[Recorded information]
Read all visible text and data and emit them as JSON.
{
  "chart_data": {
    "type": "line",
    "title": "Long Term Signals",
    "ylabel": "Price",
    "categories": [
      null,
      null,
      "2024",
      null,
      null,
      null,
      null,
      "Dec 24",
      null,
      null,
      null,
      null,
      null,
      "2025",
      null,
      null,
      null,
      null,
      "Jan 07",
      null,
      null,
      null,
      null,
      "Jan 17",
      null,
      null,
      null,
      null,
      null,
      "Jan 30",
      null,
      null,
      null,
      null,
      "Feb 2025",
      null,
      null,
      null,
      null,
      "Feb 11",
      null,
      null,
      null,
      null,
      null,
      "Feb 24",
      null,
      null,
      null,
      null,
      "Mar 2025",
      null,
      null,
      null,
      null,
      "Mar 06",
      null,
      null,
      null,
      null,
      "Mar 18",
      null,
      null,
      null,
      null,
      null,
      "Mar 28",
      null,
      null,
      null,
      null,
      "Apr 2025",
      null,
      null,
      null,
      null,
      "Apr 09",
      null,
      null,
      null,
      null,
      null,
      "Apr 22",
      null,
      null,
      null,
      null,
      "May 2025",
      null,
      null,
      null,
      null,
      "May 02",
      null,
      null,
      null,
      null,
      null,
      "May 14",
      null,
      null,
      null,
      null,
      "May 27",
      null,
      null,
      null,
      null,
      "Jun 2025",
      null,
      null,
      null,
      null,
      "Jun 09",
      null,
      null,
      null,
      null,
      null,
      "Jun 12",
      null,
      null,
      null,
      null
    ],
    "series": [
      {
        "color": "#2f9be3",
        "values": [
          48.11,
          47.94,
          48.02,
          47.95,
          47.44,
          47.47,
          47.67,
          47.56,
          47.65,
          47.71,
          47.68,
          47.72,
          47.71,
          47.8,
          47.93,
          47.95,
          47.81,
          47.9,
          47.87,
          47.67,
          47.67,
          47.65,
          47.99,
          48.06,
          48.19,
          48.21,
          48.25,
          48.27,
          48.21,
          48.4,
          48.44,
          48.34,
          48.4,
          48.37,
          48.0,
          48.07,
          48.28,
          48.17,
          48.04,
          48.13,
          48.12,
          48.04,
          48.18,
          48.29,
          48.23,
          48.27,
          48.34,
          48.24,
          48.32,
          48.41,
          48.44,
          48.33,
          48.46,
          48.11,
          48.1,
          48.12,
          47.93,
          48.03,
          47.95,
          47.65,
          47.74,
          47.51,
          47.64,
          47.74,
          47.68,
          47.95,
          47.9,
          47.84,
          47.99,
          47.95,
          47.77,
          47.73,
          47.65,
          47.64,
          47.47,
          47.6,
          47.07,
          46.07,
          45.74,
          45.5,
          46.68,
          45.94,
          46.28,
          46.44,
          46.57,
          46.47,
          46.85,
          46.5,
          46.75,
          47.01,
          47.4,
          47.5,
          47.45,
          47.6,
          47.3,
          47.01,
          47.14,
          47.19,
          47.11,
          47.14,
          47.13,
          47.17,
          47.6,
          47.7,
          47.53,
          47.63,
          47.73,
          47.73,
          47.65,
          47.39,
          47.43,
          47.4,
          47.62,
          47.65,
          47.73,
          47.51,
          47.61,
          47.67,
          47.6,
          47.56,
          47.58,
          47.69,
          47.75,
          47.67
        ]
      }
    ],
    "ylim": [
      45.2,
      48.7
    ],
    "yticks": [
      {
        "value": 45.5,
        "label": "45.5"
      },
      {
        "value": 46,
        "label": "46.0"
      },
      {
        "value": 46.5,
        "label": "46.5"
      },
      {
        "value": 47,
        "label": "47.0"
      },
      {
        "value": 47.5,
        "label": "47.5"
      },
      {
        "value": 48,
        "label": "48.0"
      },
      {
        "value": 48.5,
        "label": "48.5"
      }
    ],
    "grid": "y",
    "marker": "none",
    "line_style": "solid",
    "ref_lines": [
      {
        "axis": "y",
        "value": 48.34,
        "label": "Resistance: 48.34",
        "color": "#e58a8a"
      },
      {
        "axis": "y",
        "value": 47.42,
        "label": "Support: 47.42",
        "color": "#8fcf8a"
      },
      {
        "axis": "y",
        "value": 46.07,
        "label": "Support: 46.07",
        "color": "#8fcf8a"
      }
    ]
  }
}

[What the task requires]
List the lines that contain the word "color".

[Response to this exercise]
        "color": "#2f9be3",
        "color": "#e58a8a"
        "color": "#8fcf8a"
        "color": "#8fcf8a"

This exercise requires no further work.